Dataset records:
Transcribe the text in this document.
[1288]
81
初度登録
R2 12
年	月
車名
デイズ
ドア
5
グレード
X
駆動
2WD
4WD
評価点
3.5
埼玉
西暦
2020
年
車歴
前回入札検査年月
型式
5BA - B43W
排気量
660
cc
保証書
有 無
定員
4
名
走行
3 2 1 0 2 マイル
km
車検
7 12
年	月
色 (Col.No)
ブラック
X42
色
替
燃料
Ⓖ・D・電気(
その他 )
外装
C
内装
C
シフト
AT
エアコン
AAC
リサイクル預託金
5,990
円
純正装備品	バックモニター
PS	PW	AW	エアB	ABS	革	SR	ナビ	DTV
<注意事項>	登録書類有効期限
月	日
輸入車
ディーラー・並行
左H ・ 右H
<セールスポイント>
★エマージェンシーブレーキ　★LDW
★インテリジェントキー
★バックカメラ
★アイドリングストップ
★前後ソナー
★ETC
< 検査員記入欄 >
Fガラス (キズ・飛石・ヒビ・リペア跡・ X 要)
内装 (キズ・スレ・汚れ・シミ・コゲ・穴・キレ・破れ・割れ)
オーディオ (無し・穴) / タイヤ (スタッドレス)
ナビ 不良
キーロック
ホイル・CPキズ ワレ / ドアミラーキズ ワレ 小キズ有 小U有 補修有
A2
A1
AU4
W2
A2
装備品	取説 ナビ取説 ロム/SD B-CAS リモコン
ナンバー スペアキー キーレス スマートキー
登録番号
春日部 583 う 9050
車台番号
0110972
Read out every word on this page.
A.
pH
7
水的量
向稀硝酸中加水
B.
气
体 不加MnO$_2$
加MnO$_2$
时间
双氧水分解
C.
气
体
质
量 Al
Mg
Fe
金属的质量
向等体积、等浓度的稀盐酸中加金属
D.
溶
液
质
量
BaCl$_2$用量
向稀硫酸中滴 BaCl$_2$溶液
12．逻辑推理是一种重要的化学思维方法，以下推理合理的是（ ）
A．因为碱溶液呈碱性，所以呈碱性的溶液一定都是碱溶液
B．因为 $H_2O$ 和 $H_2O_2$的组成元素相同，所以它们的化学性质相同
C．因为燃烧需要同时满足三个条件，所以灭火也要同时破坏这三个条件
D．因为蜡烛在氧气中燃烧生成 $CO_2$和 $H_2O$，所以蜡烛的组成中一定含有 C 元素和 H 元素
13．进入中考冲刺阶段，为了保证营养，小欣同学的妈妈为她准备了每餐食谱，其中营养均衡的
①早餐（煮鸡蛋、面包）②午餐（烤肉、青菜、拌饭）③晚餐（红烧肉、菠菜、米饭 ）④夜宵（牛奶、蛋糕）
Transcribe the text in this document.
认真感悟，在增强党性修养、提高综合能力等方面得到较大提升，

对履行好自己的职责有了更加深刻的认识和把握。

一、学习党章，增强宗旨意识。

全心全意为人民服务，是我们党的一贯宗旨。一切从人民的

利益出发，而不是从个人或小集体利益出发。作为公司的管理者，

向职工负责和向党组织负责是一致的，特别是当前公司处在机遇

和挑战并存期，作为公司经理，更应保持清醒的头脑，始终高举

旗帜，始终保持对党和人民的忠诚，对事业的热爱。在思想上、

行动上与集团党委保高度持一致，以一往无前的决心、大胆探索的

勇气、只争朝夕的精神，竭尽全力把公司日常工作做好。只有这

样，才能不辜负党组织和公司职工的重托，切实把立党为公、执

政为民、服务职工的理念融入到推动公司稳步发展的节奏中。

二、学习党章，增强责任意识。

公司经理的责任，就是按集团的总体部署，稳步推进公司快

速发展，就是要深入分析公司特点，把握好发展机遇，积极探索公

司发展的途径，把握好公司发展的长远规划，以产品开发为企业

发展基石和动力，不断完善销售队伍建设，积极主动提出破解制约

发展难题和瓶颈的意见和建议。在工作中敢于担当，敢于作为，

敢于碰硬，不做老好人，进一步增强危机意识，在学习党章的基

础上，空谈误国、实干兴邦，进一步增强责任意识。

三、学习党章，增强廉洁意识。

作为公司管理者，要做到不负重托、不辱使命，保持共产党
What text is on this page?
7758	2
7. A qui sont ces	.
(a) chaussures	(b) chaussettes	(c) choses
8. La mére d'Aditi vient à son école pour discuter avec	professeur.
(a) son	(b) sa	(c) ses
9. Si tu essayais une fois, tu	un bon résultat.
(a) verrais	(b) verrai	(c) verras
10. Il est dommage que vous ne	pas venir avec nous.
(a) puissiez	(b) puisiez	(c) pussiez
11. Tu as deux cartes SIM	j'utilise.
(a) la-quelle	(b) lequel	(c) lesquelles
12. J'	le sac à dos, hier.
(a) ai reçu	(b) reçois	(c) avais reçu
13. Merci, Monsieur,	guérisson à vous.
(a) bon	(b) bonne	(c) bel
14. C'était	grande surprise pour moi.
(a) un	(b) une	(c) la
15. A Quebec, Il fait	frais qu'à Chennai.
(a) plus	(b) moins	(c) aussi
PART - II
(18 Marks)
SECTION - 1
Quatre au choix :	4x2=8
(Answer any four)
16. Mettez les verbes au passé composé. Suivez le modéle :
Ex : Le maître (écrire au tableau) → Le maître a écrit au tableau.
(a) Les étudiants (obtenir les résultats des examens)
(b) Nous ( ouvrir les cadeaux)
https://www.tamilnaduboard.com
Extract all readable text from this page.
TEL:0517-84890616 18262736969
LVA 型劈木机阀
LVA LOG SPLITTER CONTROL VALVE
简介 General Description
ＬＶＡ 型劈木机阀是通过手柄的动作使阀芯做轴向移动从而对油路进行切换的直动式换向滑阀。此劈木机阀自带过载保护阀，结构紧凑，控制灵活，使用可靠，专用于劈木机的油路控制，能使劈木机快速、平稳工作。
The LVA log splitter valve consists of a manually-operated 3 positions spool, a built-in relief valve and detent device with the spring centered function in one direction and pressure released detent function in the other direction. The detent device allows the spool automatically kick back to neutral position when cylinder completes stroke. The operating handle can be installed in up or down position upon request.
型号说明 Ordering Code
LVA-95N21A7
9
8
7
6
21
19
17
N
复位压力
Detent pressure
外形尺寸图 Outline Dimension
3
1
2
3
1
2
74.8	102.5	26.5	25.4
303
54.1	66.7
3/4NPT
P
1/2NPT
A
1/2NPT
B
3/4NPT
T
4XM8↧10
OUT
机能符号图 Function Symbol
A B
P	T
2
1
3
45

## THE EXERCISE
Gather from the data above every line with the string "pour".

## EXERCISE SOLUTION
8. La mére d'Aditi vient à son école pour discuter avec	professeur.
14. C'était	grande surprise pour moi.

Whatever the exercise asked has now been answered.